» **INSTRUCTIONS FOR THE TASK**: Retype each line of the material exactly, please, skipping any picture in it.

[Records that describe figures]
──────
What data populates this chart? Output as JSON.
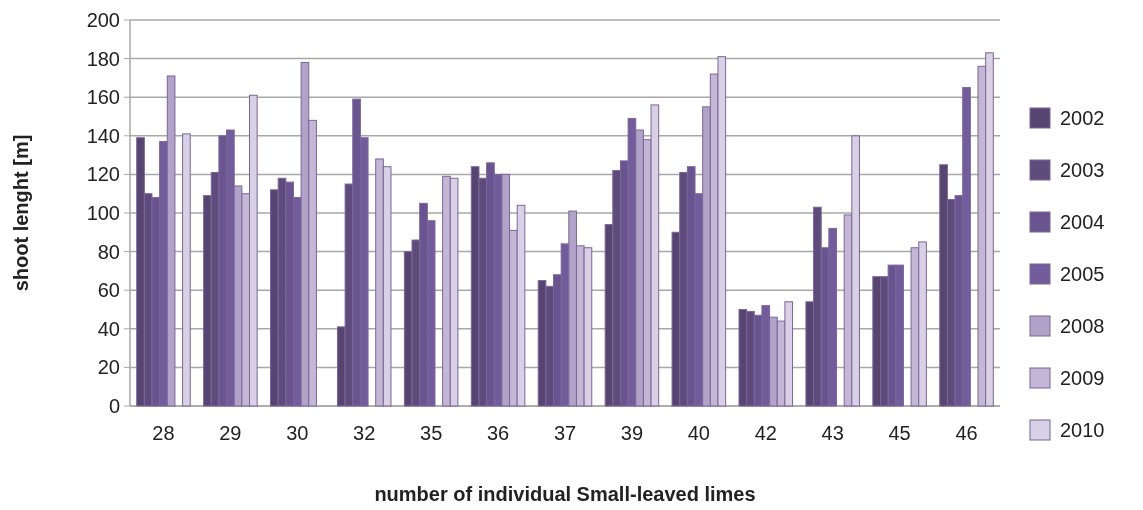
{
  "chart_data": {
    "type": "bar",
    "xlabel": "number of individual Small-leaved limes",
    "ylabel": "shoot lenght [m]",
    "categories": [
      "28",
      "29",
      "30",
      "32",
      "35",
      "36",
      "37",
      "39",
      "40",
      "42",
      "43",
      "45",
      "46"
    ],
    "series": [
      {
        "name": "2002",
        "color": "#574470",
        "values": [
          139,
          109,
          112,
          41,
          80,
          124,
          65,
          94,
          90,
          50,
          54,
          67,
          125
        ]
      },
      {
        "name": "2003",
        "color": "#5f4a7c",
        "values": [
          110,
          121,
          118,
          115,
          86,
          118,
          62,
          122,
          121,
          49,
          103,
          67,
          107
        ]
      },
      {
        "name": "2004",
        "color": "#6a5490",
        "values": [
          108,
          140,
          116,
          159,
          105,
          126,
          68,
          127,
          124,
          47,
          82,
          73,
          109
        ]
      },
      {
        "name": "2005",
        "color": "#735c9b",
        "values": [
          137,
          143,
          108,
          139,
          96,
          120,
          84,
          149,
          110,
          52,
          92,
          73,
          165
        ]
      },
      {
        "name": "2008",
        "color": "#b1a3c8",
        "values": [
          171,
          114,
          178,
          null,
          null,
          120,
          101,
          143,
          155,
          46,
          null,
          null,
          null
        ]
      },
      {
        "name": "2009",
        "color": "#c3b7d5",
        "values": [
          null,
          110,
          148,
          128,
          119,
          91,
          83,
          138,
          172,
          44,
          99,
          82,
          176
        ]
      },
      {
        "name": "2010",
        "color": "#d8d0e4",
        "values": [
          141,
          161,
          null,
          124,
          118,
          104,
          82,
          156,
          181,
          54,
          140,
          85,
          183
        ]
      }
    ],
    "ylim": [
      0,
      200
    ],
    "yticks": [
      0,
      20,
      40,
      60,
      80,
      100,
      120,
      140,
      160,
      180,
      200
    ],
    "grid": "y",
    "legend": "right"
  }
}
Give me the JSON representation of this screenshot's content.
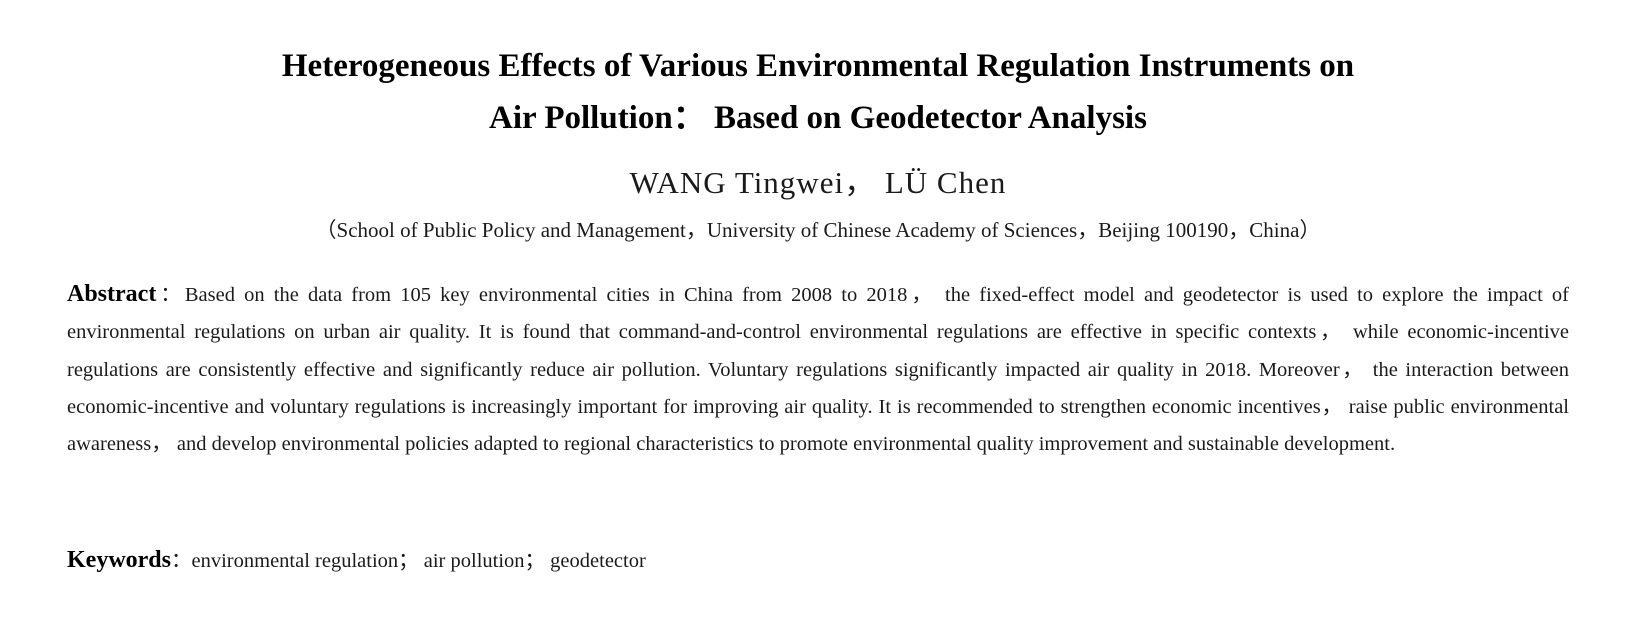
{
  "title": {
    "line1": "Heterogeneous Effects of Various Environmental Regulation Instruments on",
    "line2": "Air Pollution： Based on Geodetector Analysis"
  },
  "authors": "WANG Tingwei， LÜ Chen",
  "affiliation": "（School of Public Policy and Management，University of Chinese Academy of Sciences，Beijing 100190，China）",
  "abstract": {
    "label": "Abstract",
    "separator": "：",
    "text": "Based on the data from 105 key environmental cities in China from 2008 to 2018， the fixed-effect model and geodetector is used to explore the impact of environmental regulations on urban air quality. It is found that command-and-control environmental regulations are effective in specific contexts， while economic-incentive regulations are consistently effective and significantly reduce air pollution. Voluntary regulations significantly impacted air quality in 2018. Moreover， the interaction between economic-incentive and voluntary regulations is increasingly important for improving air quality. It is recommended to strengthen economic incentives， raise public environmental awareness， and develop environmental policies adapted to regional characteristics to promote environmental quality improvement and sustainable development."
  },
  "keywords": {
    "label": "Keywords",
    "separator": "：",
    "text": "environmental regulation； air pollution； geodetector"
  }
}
──────
» **RESPONSE TO THIS EXERCISE**:
What data populates this chart? Output as JSON.
{
  "chart_data": {
    "type": "bar",
    "xlabel": "number of individual Small-leaved limes",
    "ylabel": "shoot lenght [m]",
    "categories": [
      "28",
      "29",
      "30",
      "32",
      "35",
      "36",
      "37",
      "39",
      "40",
      "42",
      "43",
      "45",
      "46"
    ],
    "series": [
      {
        "name": "2002",
        "color": "#574470",
        "values": [
          139,
          109,
          112,
          41,
          80,
          124,
          65,
          94,
          90,
          50,
          54,
          67,
          125
        ]
      },
      {
        "name": "2003",
        "color": "#5f4a7c",
        "values": [
          110,
          121,
          118,
          115,
          86,
          118,
          62,
          122,
          121,
          49,
          103,
          67,
          107
        ]
      },
      {
        "name": "2004",
        "color": "#6a5490",
        "values": [
          108,
          140,
          116,
          159,
          105,
          126,
          68,
          127,
          124,
          47,
          82,
          73,
          109
        ]
      },
      {
        "name": "2005",
        "color": "#735c9b",
        "values": [
          137,
          143,
          108,
          139,
          96,
          120,
          84,
          149,
          110,
          52,
          92,
          73,
          165
        ]
      },
      {
        "name": "2008",
        "color": "#b1a3c8",
        "values": [
          171,
          114,
          178,
          null,
          null,
          120,
          101,
          143,
          155,
          46,
          null,
          null,
          null
        ]
      },
      {
        "name": "2009",
        "color": "#c3b7d5",
        "values": [
          null,
          110,
          148,
          128,
          119,
          91,
          83,
          138,
          172,
          44,
          99,
          82,
          176
        ]
      },
      {
        "name": "2010",
        "color": "#d8d0e4",
        "values": [
          141,
          161,
          null,
          124,
          118,
          104,
          82,
          156,
          181,
          54,
          140,
          85,
          183
        ]
      }
    ],
    "ylim": [
      0,
      200
    ],
    "yticks": [
      0,
      20,
      40,
      60,
      80,
      100,
      120,
      140,
      160,
      180,
      200
    ],
    "grid": "y",
    "legend": "right"
  }
}
Give me the JSON representation of this screenshot's content.
{
  "title": {
    "line1": "Heterogeneous Effects of Various Environmental Regulation Instruments on",
    "line2": "Air Pollution： Based on Geodetector Analysis"
  },
  "authors": "WANG Tingwei， LÜ Chen",
  "affiliation": "（School of Public Policy and Management，University of Chinese Academy of Sciences，Beijing 100190，China）",
  "abstract": {
    "label": "Abstract",
    "separator": "：",
    "text": "Based on the data from 105 key environmental cities in China from 2008 to 2018， the fixed-effect model and geodetector is used to explore the impact of environmental regulations on urban air quality. It is found that command-and-control environmental regulations are effective in specific contexts， while economic-incentive regulations are consistently effective and significantly reduce air pollution. Voluntary regulations significantly impacted air quality in 2018. Moreover， the interaction between economic-incentive and voluntary regulations is increasingly important for improving air quality. It is recommended to strengthen economic incentives， raise public environmental awareness， and develop environmental policies adapted to regional characteristics to promote environmental quality improvement and sustainable development."
  },
  "keywords": {
    "label": "Keywords",
    "separator": "：",
    "text": "environmental regulation； air pollution； geodetector"
  }
}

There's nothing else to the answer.